* _WORK TO COMPLETE_:
Return every record exactly as written.

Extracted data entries
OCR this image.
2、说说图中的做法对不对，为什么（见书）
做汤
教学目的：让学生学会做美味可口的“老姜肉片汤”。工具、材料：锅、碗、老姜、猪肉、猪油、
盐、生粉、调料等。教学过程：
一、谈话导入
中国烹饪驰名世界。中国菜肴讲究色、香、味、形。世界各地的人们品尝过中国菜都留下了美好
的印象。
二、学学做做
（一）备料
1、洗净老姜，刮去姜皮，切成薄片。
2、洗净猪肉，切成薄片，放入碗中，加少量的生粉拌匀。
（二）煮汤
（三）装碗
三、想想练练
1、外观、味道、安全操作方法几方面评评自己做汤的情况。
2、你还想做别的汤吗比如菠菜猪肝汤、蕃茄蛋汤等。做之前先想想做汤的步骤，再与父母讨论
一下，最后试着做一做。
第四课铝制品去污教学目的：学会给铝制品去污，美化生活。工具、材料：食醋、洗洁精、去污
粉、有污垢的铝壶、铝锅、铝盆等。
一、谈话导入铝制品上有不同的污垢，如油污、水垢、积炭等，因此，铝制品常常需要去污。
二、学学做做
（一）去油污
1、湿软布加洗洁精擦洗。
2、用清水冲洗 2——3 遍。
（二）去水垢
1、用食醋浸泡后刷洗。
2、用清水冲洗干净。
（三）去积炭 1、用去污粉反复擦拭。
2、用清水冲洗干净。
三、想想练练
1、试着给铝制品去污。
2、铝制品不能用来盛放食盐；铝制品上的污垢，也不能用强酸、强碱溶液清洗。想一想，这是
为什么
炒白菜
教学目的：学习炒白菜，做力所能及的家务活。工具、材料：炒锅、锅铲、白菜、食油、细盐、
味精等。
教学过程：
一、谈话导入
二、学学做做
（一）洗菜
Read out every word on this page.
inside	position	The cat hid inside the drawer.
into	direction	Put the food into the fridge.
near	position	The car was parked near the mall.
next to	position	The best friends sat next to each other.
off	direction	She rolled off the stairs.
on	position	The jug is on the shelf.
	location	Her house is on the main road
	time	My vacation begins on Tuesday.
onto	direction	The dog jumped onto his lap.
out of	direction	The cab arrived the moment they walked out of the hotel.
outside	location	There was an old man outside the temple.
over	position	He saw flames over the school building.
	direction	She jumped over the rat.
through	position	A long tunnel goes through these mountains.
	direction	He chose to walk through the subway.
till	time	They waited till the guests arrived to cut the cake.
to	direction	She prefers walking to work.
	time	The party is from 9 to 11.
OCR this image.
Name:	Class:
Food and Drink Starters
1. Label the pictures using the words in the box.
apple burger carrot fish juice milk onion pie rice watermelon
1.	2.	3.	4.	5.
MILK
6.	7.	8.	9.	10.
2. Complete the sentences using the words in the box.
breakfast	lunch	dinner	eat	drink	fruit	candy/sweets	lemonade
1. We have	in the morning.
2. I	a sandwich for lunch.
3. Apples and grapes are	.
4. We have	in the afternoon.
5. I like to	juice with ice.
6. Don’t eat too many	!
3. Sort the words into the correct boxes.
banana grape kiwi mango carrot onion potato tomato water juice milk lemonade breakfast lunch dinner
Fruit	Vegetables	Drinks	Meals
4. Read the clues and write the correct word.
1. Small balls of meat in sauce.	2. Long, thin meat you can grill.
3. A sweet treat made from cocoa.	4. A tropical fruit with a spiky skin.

* _WRITTEN SOLUTION_:
OCR this image.
2、说说图中的做法对不对，为什么（见书）
做汤
教学目的：让学生学会做美味可口的“老姜肉片汤”。工具、材料：锅、碗、老姜、猪肉、猪油、
盐、生粉、调料等。教学过程：
一、谈话导入
中国烹饪驰名世界。中国菜肴讲究色、香、味、形。世界各地的人们品尝过中国菜都留下了美好
的印象。
二、学学做做
（一）备料
1、洗净老姜，刮去姜皮，切成薄片。
2、洗净猪肉，切成薄片，放入碗中，加少量的生粉拌匀。
（二）煮汤
（三）装碗
三、想想练练
1、外观、味道、安全操作方法几方面评评自己做汤的情况。
2、你还想做别的汤吗比如菠菜猪肝汤、蕃茄蛋汤等。做之前先想想做汤的步骤，再与父母讨论
一下，最后试着做一做。
第四课铝制品去污教学目的：学会给铝制品去污，美化生活。工具、材料：食醋、洗洁精、去污
粉、有污垢的铝壶、铝锅、铝盆等。
一、谈话导入铝制品上有不同的污垢，如油污、水垢、积炭等，因此，铝制品常常需要去污。
二、学学做做
（一）去油污
1、湿软布加洗洁精擦洗。
2、用清水冲洗 2——3 遍。
（二）去水垢
1、用食醋浸泡后刷洗。
2、用清水冲洗干净。
（三）去积炭 1、用去污粉反复擦拭。
2、用清水冲洗干净。
三、想想练练
1、试着给铝制品去污。
2、铝制品不能用来盛放食盐；铝制品上的污垢，也不能用强酸、强碱溶液清洗。想一想，这是
为什么
炒白菜
教学目的：学习炒白菜，做力所能及的家务活。工具、材料：炒锅、锅铲、白菜、食油、细盐、
味精等。
教学过程：
一、谈话导入
二、学学做做
（一）洗菜
Read out every word on this page.
inside	position	The cat hid inside the drawer.
into	direction	Put the food into the fridge.
near	position	The car was parked near the mall.
next to	position	The best friends sat next to each other.
off	direction	She rolled off the stairs.
on	position	The jug is on the shelf.
	location	Her house is on the main road
	time	My vacation begins on Tuesday.
onto	direction	The dog jumped onto his lap.
out of	direction	The cab arrived the moment they walked out of the hotel.
outside	location	There was an old man outside the temple.
over	position	He saw flames over the school building.
	direction	She jumped over the rat.
through	position	A long tunnel goes through these mountains.
	direction	He chose to walk through the subway.
till	time	They waited till the guests arrived to cut the cake.
to	direction	She prefers walking to work.
	time	The party is from 9 to 11.
OCR this image.
Name:	Class:
Food and Drink Starters
1. Label the pictures using the words in the box.
apple burger carrot fish juice milk onion pie rice watermelon
1.	2.	3.	4.	5.
MILK
6.	7.	8.	9.	10.
2. Complete the sentences using the words in the box.
breakfast	lunch	dinner	eat	drink	fruit	candy/sweets	lemonade
1. We have	in the morning.
2. I	a sandwich for lunch.
3. Apples and grapes are	.
4. We have	in the afternoon.
5. I like to	juice with ice.
6. Don’t eat too many	!
3. Sort the words into the correct boxes.
banana grape kiwi mango carrot onion potato tomato water juice milk lemonade breakfast lunch dinner
Fruit	Vegetables	Drinks	Meals
4. Read the clues and write the correct word.
1. Small balls of meat in sauce.	2. Long, thin meat you can grill.
3. A sweet treat made from cocoa.	4. A tropical fruit with a spiky skin.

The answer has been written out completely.